**INFORMATION PROVIDED:**
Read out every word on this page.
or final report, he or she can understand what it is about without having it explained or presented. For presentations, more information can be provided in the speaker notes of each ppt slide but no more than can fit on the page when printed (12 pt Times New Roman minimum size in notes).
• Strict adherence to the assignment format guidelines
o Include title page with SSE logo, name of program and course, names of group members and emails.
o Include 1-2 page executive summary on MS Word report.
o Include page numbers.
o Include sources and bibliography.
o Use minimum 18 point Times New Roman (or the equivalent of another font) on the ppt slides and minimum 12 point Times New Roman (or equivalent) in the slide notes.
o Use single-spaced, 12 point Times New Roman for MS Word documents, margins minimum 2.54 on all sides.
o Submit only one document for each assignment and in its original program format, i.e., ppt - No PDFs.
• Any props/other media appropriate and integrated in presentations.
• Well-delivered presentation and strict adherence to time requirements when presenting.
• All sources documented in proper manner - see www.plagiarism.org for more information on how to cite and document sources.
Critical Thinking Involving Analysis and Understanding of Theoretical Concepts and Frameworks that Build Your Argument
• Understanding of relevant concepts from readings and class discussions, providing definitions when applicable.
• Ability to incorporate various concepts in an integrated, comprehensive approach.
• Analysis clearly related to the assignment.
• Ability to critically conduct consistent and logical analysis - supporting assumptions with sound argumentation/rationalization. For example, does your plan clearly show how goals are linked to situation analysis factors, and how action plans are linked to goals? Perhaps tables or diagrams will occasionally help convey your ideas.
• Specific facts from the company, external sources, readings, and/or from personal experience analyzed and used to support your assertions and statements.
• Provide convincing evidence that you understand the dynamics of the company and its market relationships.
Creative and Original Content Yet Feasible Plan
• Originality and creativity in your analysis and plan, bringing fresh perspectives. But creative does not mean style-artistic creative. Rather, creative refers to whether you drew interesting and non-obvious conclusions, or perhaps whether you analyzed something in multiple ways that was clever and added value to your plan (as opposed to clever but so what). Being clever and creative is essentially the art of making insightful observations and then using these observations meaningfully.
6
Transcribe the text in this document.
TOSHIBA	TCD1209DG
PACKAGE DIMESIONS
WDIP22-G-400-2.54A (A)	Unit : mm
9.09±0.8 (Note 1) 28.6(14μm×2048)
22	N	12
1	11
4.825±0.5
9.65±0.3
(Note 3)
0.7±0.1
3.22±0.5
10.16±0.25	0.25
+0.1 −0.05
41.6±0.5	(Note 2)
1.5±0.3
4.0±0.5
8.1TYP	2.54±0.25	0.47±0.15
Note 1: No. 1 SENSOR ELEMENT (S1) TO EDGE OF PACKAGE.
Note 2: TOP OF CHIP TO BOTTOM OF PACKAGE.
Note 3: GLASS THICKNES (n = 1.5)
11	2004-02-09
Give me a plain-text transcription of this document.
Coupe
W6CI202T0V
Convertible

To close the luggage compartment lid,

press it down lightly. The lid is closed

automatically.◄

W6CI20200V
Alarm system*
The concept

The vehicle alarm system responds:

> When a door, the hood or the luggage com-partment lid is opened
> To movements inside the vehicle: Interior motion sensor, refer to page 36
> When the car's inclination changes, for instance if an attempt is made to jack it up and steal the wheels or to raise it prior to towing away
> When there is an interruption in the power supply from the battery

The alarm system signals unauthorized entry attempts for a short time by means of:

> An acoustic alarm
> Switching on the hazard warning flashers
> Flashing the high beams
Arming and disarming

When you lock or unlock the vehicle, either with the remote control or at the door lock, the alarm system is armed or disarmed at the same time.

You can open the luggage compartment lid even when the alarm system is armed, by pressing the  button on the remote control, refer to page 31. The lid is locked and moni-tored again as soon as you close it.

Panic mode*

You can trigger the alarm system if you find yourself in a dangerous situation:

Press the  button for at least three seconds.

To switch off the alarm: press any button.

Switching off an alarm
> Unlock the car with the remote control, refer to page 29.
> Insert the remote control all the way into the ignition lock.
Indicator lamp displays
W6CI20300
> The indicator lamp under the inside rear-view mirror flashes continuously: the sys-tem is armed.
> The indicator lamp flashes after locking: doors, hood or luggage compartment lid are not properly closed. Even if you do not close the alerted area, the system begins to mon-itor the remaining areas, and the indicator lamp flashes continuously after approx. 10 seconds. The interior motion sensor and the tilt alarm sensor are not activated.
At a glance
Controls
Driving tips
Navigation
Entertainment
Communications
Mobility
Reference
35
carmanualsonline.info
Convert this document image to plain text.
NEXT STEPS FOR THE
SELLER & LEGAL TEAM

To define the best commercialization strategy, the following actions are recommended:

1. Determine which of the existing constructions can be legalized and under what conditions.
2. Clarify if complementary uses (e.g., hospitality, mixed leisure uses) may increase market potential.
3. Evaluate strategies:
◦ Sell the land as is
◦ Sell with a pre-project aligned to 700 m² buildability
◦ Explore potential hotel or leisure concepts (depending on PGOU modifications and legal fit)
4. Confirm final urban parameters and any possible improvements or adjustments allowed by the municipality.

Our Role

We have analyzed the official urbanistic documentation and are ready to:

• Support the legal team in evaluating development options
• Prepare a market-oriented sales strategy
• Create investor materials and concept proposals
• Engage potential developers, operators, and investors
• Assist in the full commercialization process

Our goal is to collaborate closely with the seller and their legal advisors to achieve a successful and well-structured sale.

**TASK DIRECTIONS:**
In the entries above, find lines with "market" and copy each.

**FULL ANSWER:**
• Provide convincing evidence that you understand the dynamics of the company and its market relationships.
2. Clarify if complementary uses (e.g., hospitality, mixed leisure uses) may increase market potential.
• Prepare a market-oriented sales strategy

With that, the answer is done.